Page text:
—————

Common App Direct Admissions has partnered with 14 colleges so far. Eligible students must meet a college’s minimum GPA requirement and be a resident of the college’s state. For example, Mercy College only accepts direct admit students from New York. If you receive an offer, you’ll then be prompted to fill out the College’s application (for free) with a Common App Direct Admissions code.

Greenlight Match  

Originally a platform for international students, Concourse Global partnered with EAB in 2021 to create Greenlight Match, a domestic platform targeting low-income and first-generation students. Greenlight Match collaborates with colleges and community-based college-access organizations in Atlanta, Chicago, Dallas-Fort Worth, Houston, Minneapolis-St. Paul, New York City, and Philadelphia. College access counselors help students with the process by inviting them to the platform. Kathy Rose, Executive Director of College Community Career, says Greenlight has been fantastic for student confidence with some receiving multiple offers to four-year colleges. If you live in one of these areas, ask your high school counselor if Greenlight Match is available to you.

—————

Data excerpts:
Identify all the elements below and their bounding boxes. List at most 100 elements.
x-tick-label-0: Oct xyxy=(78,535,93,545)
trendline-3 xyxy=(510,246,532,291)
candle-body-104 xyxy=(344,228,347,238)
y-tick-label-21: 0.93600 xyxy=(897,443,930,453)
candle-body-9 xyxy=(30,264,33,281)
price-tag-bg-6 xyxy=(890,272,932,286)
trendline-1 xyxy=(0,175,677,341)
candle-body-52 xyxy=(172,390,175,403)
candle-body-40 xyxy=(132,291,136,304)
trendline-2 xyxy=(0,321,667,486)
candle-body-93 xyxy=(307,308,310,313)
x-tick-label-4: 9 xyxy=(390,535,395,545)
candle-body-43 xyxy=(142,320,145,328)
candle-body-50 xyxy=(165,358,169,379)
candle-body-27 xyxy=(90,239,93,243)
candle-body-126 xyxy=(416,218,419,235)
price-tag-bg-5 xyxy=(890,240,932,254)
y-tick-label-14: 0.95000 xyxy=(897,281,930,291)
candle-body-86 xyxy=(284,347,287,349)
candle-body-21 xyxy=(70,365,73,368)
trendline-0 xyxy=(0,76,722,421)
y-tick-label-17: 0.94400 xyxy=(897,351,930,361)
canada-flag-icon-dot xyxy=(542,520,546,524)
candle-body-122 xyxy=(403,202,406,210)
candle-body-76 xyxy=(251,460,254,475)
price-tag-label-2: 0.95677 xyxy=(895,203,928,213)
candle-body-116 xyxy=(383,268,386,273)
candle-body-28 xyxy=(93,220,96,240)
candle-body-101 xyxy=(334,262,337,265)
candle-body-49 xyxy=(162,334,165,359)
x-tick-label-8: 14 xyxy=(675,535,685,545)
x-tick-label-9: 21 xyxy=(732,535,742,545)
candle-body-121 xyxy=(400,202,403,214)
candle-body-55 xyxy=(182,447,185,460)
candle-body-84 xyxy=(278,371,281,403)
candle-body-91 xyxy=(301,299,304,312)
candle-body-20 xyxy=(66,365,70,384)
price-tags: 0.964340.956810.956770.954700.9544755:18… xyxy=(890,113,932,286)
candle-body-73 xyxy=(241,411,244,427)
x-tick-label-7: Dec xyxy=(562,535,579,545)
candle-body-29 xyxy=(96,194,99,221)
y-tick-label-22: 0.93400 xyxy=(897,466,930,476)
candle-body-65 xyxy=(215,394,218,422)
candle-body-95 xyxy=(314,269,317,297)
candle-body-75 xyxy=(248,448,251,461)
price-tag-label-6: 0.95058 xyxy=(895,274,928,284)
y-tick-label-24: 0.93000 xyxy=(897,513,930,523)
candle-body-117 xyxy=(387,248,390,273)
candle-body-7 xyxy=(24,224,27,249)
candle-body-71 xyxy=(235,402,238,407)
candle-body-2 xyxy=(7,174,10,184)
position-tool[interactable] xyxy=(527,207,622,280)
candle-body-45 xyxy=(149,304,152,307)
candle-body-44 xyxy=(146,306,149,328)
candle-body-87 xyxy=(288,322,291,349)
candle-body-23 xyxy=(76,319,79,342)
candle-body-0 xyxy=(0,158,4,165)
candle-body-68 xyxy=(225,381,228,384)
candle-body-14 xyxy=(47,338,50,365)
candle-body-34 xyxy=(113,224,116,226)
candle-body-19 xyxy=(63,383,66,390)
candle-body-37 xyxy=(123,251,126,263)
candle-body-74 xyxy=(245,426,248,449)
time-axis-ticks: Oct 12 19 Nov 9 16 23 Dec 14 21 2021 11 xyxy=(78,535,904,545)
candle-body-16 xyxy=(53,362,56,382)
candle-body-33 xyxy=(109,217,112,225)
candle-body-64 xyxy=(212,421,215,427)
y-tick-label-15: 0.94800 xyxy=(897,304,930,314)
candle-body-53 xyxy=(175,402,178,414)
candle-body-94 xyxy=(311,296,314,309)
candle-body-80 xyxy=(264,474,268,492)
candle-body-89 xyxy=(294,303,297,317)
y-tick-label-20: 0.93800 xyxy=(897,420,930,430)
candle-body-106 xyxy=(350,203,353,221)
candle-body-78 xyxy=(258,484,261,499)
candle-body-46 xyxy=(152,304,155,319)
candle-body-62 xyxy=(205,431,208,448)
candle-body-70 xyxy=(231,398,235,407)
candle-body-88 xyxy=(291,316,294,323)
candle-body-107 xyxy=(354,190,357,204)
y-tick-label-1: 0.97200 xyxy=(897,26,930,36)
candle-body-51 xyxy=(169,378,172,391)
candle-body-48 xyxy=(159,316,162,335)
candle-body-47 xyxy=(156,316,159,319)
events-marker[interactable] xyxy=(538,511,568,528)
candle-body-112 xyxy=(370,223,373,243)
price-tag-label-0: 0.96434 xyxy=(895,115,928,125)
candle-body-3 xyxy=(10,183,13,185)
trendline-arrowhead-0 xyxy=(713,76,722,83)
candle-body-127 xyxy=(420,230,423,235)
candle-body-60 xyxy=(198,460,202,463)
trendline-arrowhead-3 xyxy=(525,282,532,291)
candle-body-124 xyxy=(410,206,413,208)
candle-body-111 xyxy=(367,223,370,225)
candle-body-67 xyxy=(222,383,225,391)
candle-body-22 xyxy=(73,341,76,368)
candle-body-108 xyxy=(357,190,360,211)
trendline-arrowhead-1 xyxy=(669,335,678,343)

—————

Work instructions:
A - List every metro area or city where, according to the passage on direct admissions platforms, Greenlight Match works with colleges and college-access organizations.
B - Answer these from the passage on direct admissions platforms:
(i) How many colleges has Common App Direct Admissions partnered with so far?
(ii) In what year did Concourse Global partner with EAB to create Greenlight Match?
(iii) Who invites students to the Greenlight Match platform?
C - Resume the passage on direct admissions platforms, starting after its final sentence.

Your written answers:
A -
Atlanta
Chicago
Dallas-Fort Worth
Houston
Minneapolis-St. Paul
New York City
Philadelphia

B -
(i) 14
(ii) 2021
(iii) College access counselors

C -
SAGE Scholars FastTrak®

SAGE Scholars is a tuition rewards program for private colleges that partners with more than 450 institutions nationwide. Now member students can sign up for its FastTrak admission program for free. Students create a profile and list their favorite colleges. All it takes to get admitted is a current email, GPA, transcripts, major or academic interests, sports and activities, and for you to “favorite” your colleges and universities of interest.

Minnesota and Idaho

Some residents have their own state-based direct admit programs to take advantage of. In 2022–2023, more than 50 public and private technical, two-year, four-year colleges in Minnesota participated in a pilot program with 40+ Minnesota high schools. In the fall, the program sent letters to students listing which in-state institutions they were admitted to. From there, students filled out a free application for any participating college they were interested in attending.

Meanwhile, Idaho is credited with being the founder of direct admission with its state program that launched in 2015. Resident students register on the Apply Idaho website then receive a letter letting them know which Idaho universities they’ve been accepted to. After that, they simply fill out individual university applications.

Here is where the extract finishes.